§ **GOAL**
Each line that follows should be printed again exactly as it stands.

§ **ENTRIES SUPPLIED**

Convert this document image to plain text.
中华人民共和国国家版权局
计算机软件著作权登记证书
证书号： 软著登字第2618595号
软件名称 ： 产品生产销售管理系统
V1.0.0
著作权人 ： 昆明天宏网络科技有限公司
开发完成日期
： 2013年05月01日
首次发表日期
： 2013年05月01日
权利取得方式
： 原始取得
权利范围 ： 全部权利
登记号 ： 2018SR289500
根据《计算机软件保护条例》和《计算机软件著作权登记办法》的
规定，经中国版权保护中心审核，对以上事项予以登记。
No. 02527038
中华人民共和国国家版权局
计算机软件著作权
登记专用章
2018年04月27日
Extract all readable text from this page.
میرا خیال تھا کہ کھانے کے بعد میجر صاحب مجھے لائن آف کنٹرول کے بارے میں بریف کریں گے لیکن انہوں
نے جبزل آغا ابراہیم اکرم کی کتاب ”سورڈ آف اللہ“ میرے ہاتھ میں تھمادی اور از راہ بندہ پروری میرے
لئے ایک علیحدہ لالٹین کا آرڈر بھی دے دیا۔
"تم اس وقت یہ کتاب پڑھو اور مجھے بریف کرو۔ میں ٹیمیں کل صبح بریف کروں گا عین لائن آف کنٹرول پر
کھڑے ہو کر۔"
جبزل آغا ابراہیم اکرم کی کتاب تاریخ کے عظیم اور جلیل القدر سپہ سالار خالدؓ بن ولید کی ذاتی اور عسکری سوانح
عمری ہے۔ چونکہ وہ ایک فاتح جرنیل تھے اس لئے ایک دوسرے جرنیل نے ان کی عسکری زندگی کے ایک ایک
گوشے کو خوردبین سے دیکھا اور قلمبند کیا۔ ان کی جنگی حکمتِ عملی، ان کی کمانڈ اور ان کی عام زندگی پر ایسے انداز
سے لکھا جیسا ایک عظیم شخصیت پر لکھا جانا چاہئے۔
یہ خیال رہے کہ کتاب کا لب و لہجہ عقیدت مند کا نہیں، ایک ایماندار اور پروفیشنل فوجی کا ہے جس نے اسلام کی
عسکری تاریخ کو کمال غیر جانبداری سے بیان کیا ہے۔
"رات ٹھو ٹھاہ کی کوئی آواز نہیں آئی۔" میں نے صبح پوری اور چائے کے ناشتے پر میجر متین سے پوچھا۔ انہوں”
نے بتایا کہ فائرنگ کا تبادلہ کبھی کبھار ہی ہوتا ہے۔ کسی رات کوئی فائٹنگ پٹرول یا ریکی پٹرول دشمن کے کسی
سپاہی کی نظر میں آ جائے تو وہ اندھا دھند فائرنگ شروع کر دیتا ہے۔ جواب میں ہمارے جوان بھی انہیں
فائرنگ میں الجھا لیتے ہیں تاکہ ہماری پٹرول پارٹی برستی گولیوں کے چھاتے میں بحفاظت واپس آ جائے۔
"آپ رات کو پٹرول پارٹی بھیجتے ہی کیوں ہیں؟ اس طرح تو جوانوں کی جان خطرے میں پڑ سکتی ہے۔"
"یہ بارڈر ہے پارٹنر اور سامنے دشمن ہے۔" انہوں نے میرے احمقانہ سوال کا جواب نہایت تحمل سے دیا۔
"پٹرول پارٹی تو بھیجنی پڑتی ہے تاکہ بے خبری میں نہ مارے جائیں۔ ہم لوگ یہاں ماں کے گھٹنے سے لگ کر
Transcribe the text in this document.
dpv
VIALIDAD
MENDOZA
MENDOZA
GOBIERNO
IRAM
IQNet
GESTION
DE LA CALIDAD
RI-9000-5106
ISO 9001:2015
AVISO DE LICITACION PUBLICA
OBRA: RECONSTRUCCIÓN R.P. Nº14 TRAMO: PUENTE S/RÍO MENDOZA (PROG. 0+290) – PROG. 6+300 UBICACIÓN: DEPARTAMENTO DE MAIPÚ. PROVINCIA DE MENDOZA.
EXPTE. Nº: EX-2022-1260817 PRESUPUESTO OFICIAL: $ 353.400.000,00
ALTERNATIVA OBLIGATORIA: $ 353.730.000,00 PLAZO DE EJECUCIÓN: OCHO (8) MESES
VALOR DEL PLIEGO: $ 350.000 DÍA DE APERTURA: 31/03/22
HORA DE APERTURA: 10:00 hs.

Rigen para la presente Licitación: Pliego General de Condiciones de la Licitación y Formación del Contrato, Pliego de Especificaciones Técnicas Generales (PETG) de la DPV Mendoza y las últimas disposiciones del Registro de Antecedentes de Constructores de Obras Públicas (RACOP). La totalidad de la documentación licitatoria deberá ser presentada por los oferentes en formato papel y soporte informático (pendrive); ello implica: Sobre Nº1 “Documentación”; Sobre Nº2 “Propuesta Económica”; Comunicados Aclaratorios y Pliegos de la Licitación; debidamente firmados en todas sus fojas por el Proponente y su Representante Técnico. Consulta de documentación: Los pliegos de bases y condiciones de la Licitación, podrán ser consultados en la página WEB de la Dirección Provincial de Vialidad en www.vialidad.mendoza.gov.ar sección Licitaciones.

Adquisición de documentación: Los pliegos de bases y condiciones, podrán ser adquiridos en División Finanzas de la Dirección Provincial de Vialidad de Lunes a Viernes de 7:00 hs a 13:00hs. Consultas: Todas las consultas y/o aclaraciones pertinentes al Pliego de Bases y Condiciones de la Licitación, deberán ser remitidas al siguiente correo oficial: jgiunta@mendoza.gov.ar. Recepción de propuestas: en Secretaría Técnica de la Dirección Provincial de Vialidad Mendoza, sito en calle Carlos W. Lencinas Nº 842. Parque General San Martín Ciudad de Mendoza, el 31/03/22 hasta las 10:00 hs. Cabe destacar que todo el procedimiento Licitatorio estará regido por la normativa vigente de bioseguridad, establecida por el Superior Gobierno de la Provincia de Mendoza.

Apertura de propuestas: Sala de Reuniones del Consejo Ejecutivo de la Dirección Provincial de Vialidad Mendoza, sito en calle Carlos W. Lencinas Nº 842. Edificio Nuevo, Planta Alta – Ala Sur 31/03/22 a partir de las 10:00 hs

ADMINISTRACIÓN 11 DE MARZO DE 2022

§ **RESPONSE**
Convert this document image to plain text.
中华人民共和国国家版权局
计算机软件著作权登记证书
证书号： 软著登字第2618595号
软件名称 ： 产品生产销售管理系统
V1.0.0
著作权人 ： 昆明天宏网络科技有限公司
开发完成日期
： 2013年05月01日
首次发表日期
： 2013年05月01日
权利取得方式
： 原始取得
权利范围 ： 全部权利
登记号 ： 2018SR289500
根据《计算机软件保护条例》和《计算机软件著作权登记办法》的
规定，经中国版权保护中心审核，对以上事项予以登记。
No. 02527038
中华人民共和国国家版权局
计算机软件著作权
登记专用章
2018年04月27日
Extract all readable text from this page.
میرا خیال تھا کہ کھانے کے بعد میجر صاحب مجھے لائن آف کنٹرول کے بارے میں بریف کریں گے لیکن انہوں
نے جبزل آغا ابراہیم اکرم کی کتاب ”سورڈ آف اللہ“ میرے ہاتھ میں تھمادی اور از راہ بندہ پروری میرے
لئے ایک علیحدہ لالٹین کا آرڈر بھی دے دیا۔
"تم اس وقت یہ کتاب پڑھو اور مجھے بریف کرو۔ میں ٹیمیں کل صبح بریف کروں گا عین لائن آف کنٹرول پر
کھڑے ہو کر۔"
جبزل آغا ابراہیم اکرم کی کتاب تاریخ کے عظیم اور جلیل القدر سپہ سالار خالدؓ بن ولید کی ذاتی اور عسکری سوانح
عمری ہے۔ چونکہ وہ ایک فاتح جرنیل تھے اس لئے ایک دوسرے جرنیل نے ان کی عسکری زندگی کے ایک ایک
گوشے کو خوردبین سے دیکھا اور قلمبند کیا۔ ان کی جنگی حکمتِ عملی، ان کی کمانڈ اور ان کی عام زندگی پر ایسے انداز
سے لکھا جیسا ایک عظیم شخصیت پر لکھا جانا چاہئے۔
یہ خیال رہے کہ کتاب کا لب و لہجہ عقیدت مند کا نہیں، ایک ایماندار اور پروفیشنل فوجی کا ہے جس نے اسلام کی
عسکری تاریخ کو کمال غیر جانبداری سے بیان کیا ہے۔
"رات ٹھو ٹھاہ کی کوئی آواز نہیں آئی۔" میں نے صبح پوری اور چائے کے ناشتے پر میجر متین سے پوچھا۔ انہوں”
نے بتایا کہ فائرنگ کا تبادلہ کبھی کبھار ہی ہوتا ہے۔ کسی رات کوئی فائٹنگ پٹرول یا ریکی پٹرول دشمن کے کسی
سپاہی کی نظر میں آ جائے تو وہ اندھا دھند فائرنگ شروع کر دیتا ہے۔ جواب میں ہمارے جوان بھی انہیں
فائرنگ میں الجھا لیتے ہیں تاکہ ہماری پٹرول پارٹی برستی گولیوں کے چھاتے میں بحفاظت واپس آ جائے۔
"آپ رات کو پٹرول پارٹی بھیجتے ہی کیوں ہیں؟ اس طرح تو جوانوں کی جان خطرے میں پڑ سکتی ہے۔"
"یہ بارڈر ہے پارٹنر اور سامنے دشمن ہے۔" انہوں نے میرے احمقانہ سوال کا جواب نہایت تحمل سے دیا۔
"پٹرول پارٹی تو بھیجنی پڑتی ہے تاکہ بے خبری میں نہ مارے جائیں۔ ہم لوگ یہاں ماں کے گھٹنے سے لگ کر
Transcribe the text in this document.
dpv
VIALIDAD
MENDOZA
MENDOZA
GOBIERNO
IRAM
IQNet
GESTION
DE LA CALIDAD
RI-9000-5106
ISO 9001:2015
AVISO DE LICITACION PUBLICA
OBRA: RECONSTRUCCIÓN R.P. Nº14 TRAMO: PUENTE S/RÍO MENDOZA (PROG. 0+290) – PROG. 6+300 UBICACIÓN: DEPARTAMENTO DE MAIPÚ. PROVINCIA DE MENDOZA.
EXPTE. Nº: EX-2022-1260817 PRESUPUESTO OFICIAL: $ 353.400.000,00
ALTERNATIVA OBLIGATORIA: $ 353.730.000,00 PLAZO DE EJECUCIÓN: OCHO (8) MESES
VALOR DEL PLIEGO: $ 350.000 DÍA DE APERTURA: 31/03/22
HORA DE APERTURA: 10:00 hs.

Rigen para la presente Licitación: Pliego General de Condiciones de la Licitación y Formación del Contrato, Pliego de Especificaciones Técnicas Generales (PETG) de la DPV Mendoza y las últimas disposiciones del Registro de Antecedentes de Constructores de Obras Públicas (RACOP). La totalidad de la documentación licitatoria deberá ser presentada por los oferentes en formato papel y soporte informático (pendrive); ello implica: Sobre Nº1 “Documentación”; Sobre Nº2 “Propuesta Económica”; Comunicados Aclaratorios y Pliegos de la Licitación; debidamente firmados en todas sus fojas por el Proponente y su Representante Técnico. Consulta de documentación: Los pliegos de bases y condiciones de la Licitación, podrán ser consultados en la página WEB de la Dirección Provincial de Vialidad en www.vialidad.mendoza.gov.ar sección Licitaciones.

Adquisición de documentación: Los pliegos de bases y condiciones, podrán ser adquiridos en División Finanzas de la Dirección Provincial de Vialidad de Lunes a Viernes de 7:00 hs a 13:00hs. Consultas: Todas las consultas y/o aclaraciones pertinentes al Pliego de Bases y Condiciones de la Licitación, deberán ser remitidas al siguiente correo oficial: jgiunta@mendoza.gov.ar. Recepción de propuestas: en Secretaría Técnica de la Dirección Provincial de Vialidad Mendoza, sito en calle Carlos W. Lencinas Nº 842. Parque General San Martín Ciudad de Mendoza, el 31/03/22 hasta las 10:00 hs. Cabe destacar que todo el procedimiento Licitatorio estará regido por la normativa vigente de bioseguridad, establecida por el Superior Gobierno de la Provincia de Mendoza.

Apertura de propuestas: Sala de Reuniones del Consejo Ejecutivo de la Dirección Provincial de Vialidad Mendoza, sito en calle Carlos W. Lencinas Nº 842. Edificio Nuevo, Planta Alta – Ala Sur 31/03/22 a partir de las 10:00 hs

ADMINISTRACIÓN 11 DE MARZO DE 2022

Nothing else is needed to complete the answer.